WHAT YOU WILL DO:
Reproduce all of the data exactly as written.

════════

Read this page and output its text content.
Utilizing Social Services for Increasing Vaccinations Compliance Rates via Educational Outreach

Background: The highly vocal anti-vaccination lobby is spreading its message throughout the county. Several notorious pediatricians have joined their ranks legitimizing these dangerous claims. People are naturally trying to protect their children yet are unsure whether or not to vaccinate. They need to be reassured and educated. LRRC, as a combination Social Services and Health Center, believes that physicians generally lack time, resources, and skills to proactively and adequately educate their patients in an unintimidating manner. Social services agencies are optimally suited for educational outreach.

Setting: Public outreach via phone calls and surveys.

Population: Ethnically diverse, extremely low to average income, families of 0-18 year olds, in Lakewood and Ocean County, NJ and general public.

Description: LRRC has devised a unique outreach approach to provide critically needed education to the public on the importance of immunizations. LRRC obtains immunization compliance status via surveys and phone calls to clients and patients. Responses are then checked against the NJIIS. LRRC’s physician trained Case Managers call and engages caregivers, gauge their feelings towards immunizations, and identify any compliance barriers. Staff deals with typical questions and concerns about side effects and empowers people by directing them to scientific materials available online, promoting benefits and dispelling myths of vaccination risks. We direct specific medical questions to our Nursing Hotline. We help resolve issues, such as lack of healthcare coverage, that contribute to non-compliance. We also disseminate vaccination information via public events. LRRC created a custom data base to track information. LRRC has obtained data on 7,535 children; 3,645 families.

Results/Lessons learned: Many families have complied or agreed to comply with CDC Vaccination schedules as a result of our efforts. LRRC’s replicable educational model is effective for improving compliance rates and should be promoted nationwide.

════════

EXERCISE SOLUTION:
Read this page and output its text content.
Utilizing Social Services for Increasing Vaccinations Compliance Rates via Educational Outreach

Background: The highly vocal anti-vaccination lobby is spreading its message throughout the county. Several notorious pediatricians have joined their ranks legitimizing these dangerous claims. People are naturally trying to protect their children yet are unsure whether or not to vaccinate. They need to be reassured and educated. LRRC, as a combination Social Services and Health Center, believes that physicians generally lack time, resources, and skills to proactively and adequately educate their patients in an unintimidating manner. Social services agencies are optimally suited for educational outreach.

Setting: Public outreach via phone calls and surveys.

Population: Ethnically diverse, extremely low to average income, families of 0-18 year olds, in Lakewood and Ocean County, NJ and general public.

Description: LRRC has devised a unique outreach approach to provide critically needed education to the public on the importance of immunizations. LRRC obtains immunization compliance status via surveys and phone calls to clients and patients. Responses are then checked against the NJIIS. LRRC’s physician trained Case Managers call and engages caregivers, gauge their feelings towards immunizations, and identify any compliance barriers. Staff deals with typical questions and concerns about side effects and empowers people by directing them to scientific materials available online, promoting benefits and dispelling myths of vaccination risks. We direct specific medical questions to our Nursing Hotline. We help resolve issues, such as lack of healthcare coverage, that contribute to non-compliance. We also disseminate vaccination information via public events. LRRC created a custom data base to track information. LRRC has obtained data on 7,535 children; 3,645 families.

Results/Lessons learned: Many families have complied or agreed to comply with CDC Vaccination schedules as a result of our efforts. LRRC’s replicable educational model is effective for improving compliance rates and should be promoted nationwide.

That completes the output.